-- begin Data extract --
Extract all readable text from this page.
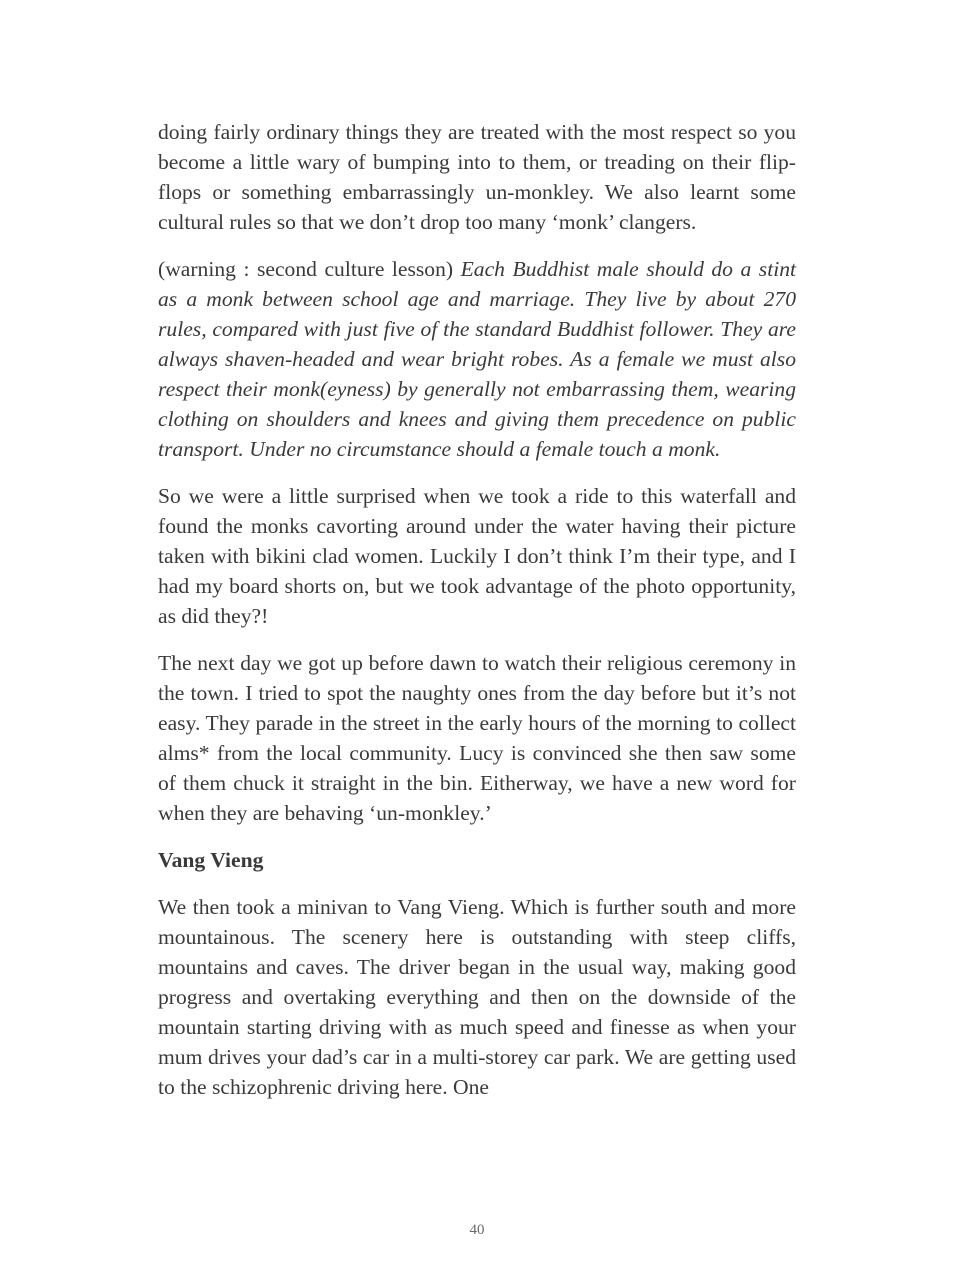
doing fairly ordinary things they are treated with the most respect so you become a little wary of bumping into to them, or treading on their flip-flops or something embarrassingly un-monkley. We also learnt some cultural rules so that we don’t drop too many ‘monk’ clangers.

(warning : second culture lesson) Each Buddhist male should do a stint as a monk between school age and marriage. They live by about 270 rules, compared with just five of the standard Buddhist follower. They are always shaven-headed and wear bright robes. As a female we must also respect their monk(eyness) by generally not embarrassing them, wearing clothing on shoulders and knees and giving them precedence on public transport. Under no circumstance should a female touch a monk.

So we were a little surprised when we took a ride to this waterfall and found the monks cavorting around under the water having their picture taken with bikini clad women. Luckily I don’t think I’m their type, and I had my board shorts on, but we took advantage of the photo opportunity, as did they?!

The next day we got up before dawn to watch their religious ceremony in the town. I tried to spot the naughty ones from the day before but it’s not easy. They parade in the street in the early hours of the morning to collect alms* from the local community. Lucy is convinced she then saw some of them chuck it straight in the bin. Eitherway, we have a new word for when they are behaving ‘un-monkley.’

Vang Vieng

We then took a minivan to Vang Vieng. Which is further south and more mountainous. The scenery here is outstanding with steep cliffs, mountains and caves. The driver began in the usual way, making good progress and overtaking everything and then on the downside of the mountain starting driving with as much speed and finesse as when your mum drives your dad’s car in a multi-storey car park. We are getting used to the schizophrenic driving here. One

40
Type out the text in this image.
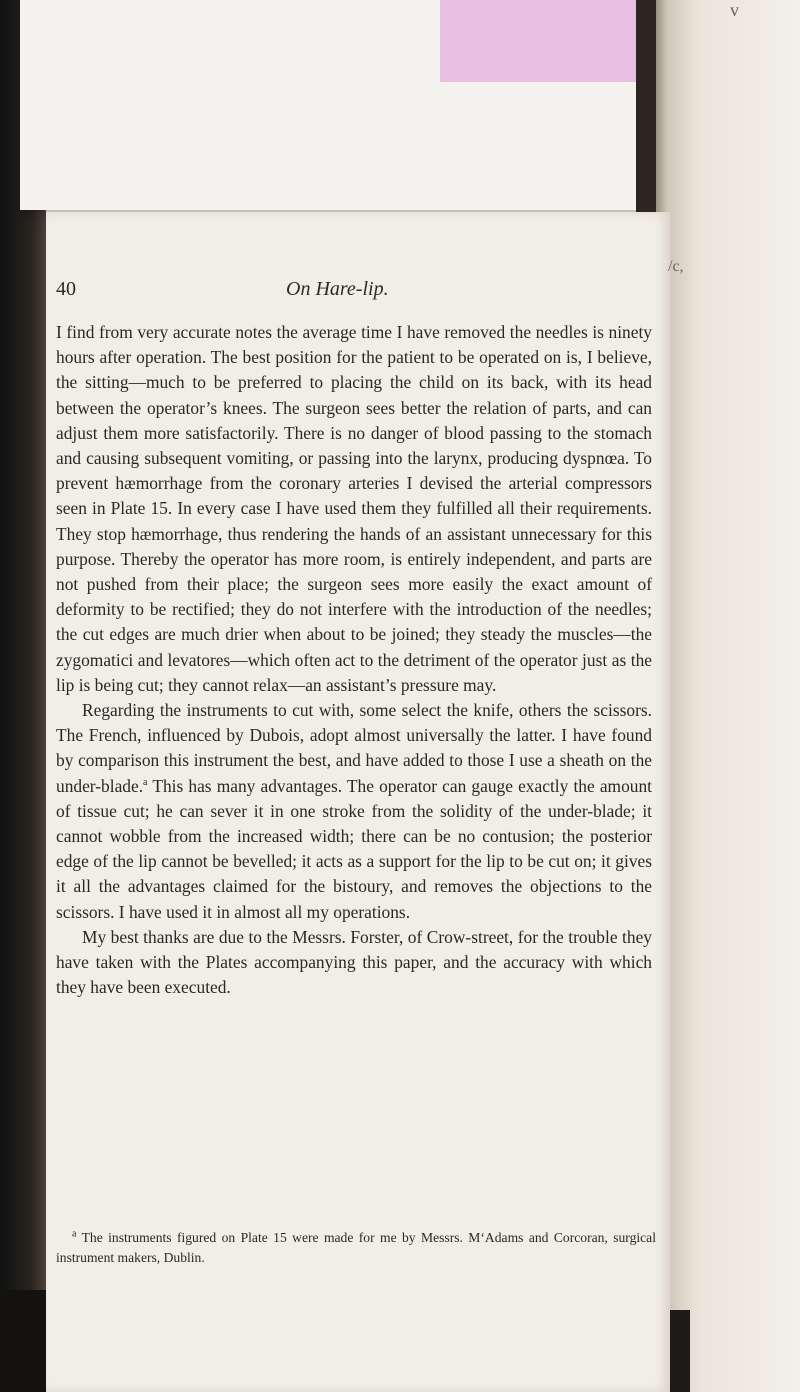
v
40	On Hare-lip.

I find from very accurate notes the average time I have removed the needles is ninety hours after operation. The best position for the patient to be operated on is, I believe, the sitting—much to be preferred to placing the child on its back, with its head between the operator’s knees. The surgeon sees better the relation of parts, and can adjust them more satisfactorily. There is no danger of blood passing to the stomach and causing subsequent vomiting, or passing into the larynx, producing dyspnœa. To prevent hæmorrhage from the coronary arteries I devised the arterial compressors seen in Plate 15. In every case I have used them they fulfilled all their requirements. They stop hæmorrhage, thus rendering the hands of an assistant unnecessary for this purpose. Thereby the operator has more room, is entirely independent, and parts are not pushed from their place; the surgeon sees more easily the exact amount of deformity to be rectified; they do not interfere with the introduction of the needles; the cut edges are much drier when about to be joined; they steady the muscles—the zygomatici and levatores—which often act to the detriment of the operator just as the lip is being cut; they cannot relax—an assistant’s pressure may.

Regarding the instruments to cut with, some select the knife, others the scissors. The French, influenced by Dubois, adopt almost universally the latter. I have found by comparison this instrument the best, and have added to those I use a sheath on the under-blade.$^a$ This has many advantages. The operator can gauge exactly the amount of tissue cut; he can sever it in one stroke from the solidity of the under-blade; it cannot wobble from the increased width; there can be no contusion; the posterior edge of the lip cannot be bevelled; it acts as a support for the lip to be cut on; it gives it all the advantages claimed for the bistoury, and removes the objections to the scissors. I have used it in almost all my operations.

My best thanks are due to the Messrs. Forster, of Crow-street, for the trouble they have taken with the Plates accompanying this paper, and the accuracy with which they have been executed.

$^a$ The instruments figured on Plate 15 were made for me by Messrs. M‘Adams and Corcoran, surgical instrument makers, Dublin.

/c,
-- end Data extract --
• Task requirements:
Return the entries unchanged, save for the pictures, which do not belong in the copy.

• Solved exercise:
Extract all readable text from this page.
doing fairly ordinary things they are treated with the most respect so you become a little wary of bumping into to them, or treading on their flip-flops or something embarrassingly un-monkley. We also learnt some cultural rules so that we don’t drop too many ‘monk’ clangers.

(warning : second culture lesson) Each Buddhist male should do a stint as a monk between school age and marriage. They live by about 270 rules, compared with just five of the standard Buddhist follower. They are always shaven-headed and wear bright robes. As a female we must also respect their monk(eyness) by generally not embarrassing them, wearing clothing on shoulders and knees and giving them precedence on public transport. Under no circumstance should a female touch a monk.

So we were a little surprised when we took a ride to this waterfall and found the monks cavorting around under the water having their picture taken with bikini clad women. Luckily I don’t think I’m their type, and I had my board shorts on, but we took advantage of the photo opportunity, as did they?!

The next day we got up before dawn to watch their religious ceremony in the town. I tried to spot the naughty ones from the day before but it’s not easy. They parade in the street in the early hours of the morning to collect alms* from the local community. Lucy is convinced she then saw some of them chuck it straight in the bin. Eitherway, we have a new word for when they are behaving ‘un-monkley.’

Vang Vieng

We then took a minivan to Vang Vieng. Which is further south and more mountainous. The scenery here is outstanding with steep cliffs, mountains and caves. The driver began in the usual way, making good progress and overtaking everything and then on the downside of the mountain starting driving with as much speed and finesse as when your mum drives your dad’s car in a multi-storey car park. We are getting used to the schizophrenic driving here. One

40
Type out the text in this image.
v
40	On Hare-lip.

I find from very accurate notes the average time I have removed the needles is ninety hours after operation. The best position for the patient to be operated on is, I believe, the sitting—much to be preferred to placing the child on its back, with its head between the operator’s knees. The surgeon sees better the relation of parts, and can adjust them more satisfactorily. There is no danger of blood passing to the stomach and causing subsequent vomiting, or passing into the larynx, producing dyspnœa. To prevent hæmorrhage from the coronary arteries I devised the arterial compressors seen in Plate 15. In every case I have used them they fulfilled all their requirements. They stop hæmorrhage, thus rendering the hands of an assistant unnecessary for this purpose. Thereby the operator has more room, is entirely independent, and parts are not pushed from their place; the surgeon sees more easily the exact amount of deformity to be rectified; they do not interfere with the introduction of the needles; the cut edges are much drier when about to be joined; they steady the muscles—the zygomatici and levatores—which often act to the detriment of the operator just as the lip is being cut; they cannot relax—an assistant’s pressure may.

Regarding the instruments to cut with, some select the knife, others the scissors. The French, influenced by Dubois, adopt almost universally the latter. I have found by comparison this instrument the best, and have added to those I use a sheath on the under-blade.$^a$ This has many advantages. The operator can gauge exactly the amount of tissue cut; he can sever it in one stroke from the solidity of the under-blade; it cannot wobble from the increased width; there can be no contusion; the posterior edge of the lip cannot be bevelled; it acts as a support for the lip to be cut on; it gives it all the advantages claimed for the bistoury, and removes the objections to the scissors. I have used it in almost all my operations.

My best thanks are due to the Messrs. Forster, of Crow-street, for the trouble they have taken with the Plates accompanying this paper, and the accuracy with which they have been executed.

$^a$ The instruments figured on Plate 15 were made for me by Messrs. M‘Adams and Corcoran, surgical instrument makers, Dublin.

/c,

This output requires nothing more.